THE EXERCISE:
Reproduce the listing below verbatim.

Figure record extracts

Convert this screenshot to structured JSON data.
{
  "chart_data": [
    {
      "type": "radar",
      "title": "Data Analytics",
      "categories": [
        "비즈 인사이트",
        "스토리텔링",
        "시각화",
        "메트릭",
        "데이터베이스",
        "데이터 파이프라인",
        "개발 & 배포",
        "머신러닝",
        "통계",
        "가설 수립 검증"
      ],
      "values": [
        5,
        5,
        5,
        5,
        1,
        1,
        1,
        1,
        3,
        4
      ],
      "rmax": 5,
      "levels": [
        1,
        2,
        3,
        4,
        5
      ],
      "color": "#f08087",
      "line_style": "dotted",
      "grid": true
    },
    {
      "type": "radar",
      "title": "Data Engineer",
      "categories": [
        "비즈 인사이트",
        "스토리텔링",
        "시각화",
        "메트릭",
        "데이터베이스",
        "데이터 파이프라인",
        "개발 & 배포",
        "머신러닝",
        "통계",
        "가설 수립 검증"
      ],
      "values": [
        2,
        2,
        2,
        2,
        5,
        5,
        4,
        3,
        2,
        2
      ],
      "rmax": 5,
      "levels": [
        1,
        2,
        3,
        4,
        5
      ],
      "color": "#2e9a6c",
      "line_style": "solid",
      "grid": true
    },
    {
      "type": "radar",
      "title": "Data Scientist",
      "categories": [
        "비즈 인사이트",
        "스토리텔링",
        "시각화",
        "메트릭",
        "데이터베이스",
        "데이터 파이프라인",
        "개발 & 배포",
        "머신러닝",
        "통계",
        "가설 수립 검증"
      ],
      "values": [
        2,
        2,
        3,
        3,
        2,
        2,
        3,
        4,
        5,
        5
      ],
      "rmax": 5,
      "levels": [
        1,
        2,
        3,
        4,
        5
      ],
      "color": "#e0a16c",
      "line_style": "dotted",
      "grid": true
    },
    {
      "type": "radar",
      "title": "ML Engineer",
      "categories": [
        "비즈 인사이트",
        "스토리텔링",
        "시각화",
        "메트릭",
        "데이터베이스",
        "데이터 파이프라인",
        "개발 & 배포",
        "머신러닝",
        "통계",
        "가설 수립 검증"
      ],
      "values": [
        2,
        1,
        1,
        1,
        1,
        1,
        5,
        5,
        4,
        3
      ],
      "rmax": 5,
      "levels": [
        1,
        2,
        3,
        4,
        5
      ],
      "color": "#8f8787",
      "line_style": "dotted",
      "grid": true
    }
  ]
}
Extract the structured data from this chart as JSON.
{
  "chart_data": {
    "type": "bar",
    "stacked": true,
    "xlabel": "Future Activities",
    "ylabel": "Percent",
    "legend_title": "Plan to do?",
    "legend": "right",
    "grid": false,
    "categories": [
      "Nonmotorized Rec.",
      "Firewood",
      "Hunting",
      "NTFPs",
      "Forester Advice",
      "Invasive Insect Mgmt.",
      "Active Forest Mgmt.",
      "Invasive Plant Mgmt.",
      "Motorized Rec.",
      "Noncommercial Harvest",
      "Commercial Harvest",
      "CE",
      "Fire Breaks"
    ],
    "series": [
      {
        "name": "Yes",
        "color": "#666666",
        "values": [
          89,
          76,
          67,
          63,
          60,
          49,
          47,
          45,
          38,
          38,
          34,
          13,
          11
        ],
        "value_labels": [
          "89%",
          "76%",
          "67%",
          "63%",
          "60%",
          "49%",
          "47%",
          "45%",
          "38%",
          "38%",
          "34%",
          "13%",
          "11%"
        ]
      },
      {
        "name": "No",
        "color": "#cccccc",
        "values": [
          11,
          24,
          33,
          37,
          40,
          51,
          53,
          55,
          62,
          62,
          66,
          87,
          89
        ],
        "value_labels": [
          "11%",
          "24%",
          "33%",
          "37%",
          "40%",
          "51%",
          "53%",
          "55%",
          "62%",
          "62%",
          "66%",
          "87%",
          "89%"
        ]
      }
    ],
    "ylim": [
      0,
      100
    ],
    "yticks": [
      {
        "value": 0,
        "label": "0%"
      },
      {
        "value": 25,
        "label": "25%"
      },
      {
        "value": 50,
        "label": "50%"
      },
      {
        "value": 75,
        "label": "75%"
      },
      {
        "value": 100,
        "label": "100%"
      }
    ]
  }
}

SOLUTION TO THE EXERCISE:
Convert this screenshot to structured JSON data.
{
  "chart_data": [
    {
      "type": "radar",
      "title": "Data Analytics",
      "categories": [
        "비즈 인사이트",
        "스토리텔링",
        "시각화",
        "메트릭",
        "데이터베이스",
        "데이터 파이프라인",
        "개발 & 배포",
        "머신러닝",
        "통계",
        "가설 수립 검증"
      ],
      "values": [
        5,
        5,
        5,
        5,
        1,
        1,
        1,
        1,
        3,
        4
      ],
      "rmax": 5,
      "levels": [
        1,
        2,
        3,
        4,
        5
      ],
      "color": "#f08087",
      "line_style": "dotted",
      "grid": true
    },
    {
      "type": "radar",
      "title": "Data Engineer",
      "categories": [
        "비즈 인사이트",
        "스토리텔링",
        "시각화",
        "메트릭",
        "데이터베이스",
        "데이터 파이프라인",
        "개발 & 배포",
        "머신러닝",
        "통계",
        "가설 수립 검증"
      ],
      "values": [
        2,
        2,
        2,
        2,
        5,
        5,
        4,
        3,
        2,
        2
      ],
      "rmax": 5,
      "levels": [
        1,
        2,
        3,
        4,
        5
      ],
      "color": "#2e9a6c",
      "line_style": "solid",
      "grid": true
    },
    {
      "type": "radar",
      "title": "Data Scientist",
      "categories": [
        "비즈 인사이트",
        "스토리텔링",
        "시각화",
        "메트릭",
        "데이터베이스",
        "데이터 파이프라인",
        "개발 & 배포",
        "머신러닝",
        "통계",
        "가설 수립 검증"
      ],
      "values": [
        2,
        2,
        3,
        3,
        2,
        2,
        3,
        4,
        5,
        5
      ],
      "rmax": 5,
      "levels": [
        1,
        2,
        3,
        4,
        5
      ],
      "color": "#e0a16c",
      "line_style": "dotted",
      "grid": true
    },
    {
      "type": "radar",
      "title": "ML Engineer",
      "categories": [
        "비즈 인사이트",
        "스토리텔링",
        "시각화",
        "메트릭",
        "데이터베이스",
        "데이터 파이프라인",
        "개발 & 배포",
        "머신러닝",
        "통계",
        "가설 수립 검증"
      ],
      "values": [
        2,
        1,
        1,
        1,
        1,
        1,
        5,
        5,
        4,
        3
      ],
      "rmax": 5,
      "levels": [
        1,
        2,
        3,
        4,
        5
      ],
      "color": "#8f8787",
      "line_style": "dotted",
      "grid": true
    }
  ]
}
Extract the structured data from this chart as JSON.
{
  "chart_data": {
    "type": "bar",
    "stacked": true,
    "xlabel": "Future Activities",
    "ylabel": "Percent",
    "legend_title": "Plan to do?",
    "legend": "right",
    "grid": false,
    "categories": [
      "Nonmotorized Rec.",
      "Firewood",
      "Hunting",
      "NTFPs",
      "Forester Advice",
      "Invasive Insect Mgmt.",
      "Active Forest Mgmt.",
      "Invasive Plant Mgmt.",
      "Motorized Rec.",
      "Noncommercial Harvest",
      "Commercial Harvest",
      "CE",
      "Fire Breaks"
    ],
    "series": [
      {
        "name": "Yes",
        "color": "#666666",
        "values": [
          89,
          76,
          67,
          63,
          60,
          49,
          47,
          45,
          38,
          38,
          34,
          13,
          11
        ],
        "value_labels": [
          "89%",
          "76%",
          "67%",
          "63%",
          "60%",
          "49%",
          "47%",
          "45%",
          "38%",
          "38%",
          "34%",
          "13%",
          "11%"
        ]
      },
      {
        "name": "No",
        "color": "#cccccc",
        "values": [
          11,
          24,
          33,
          37,
          40,
          51,
          53,
          55,
          62,
          62,
          66,
          87,
          89
        ],
        "value_labels": [
          "11%",
          "24%",
          "33%",
          "37%",
          "40%",
          "51%",
          "53%",
          "55%",
          "62%",
          "62%",
          "66%",
          "87%",
          "89%"
        ]
      }
    ],
    "ylim": [
      0,
      100
    ],
    "yticks": [
      {
        "value": 0,
        "label": "0%"
      },
      {
        "value": 25,
        "label": "25%"
      },
      {
        "value": 50,
        "label": "50%"
      },
      {
        "value": 75,
        "label": "75%"
      },
      {
        "value": 100,
        "label": "100%"
      }
    ]
  }
}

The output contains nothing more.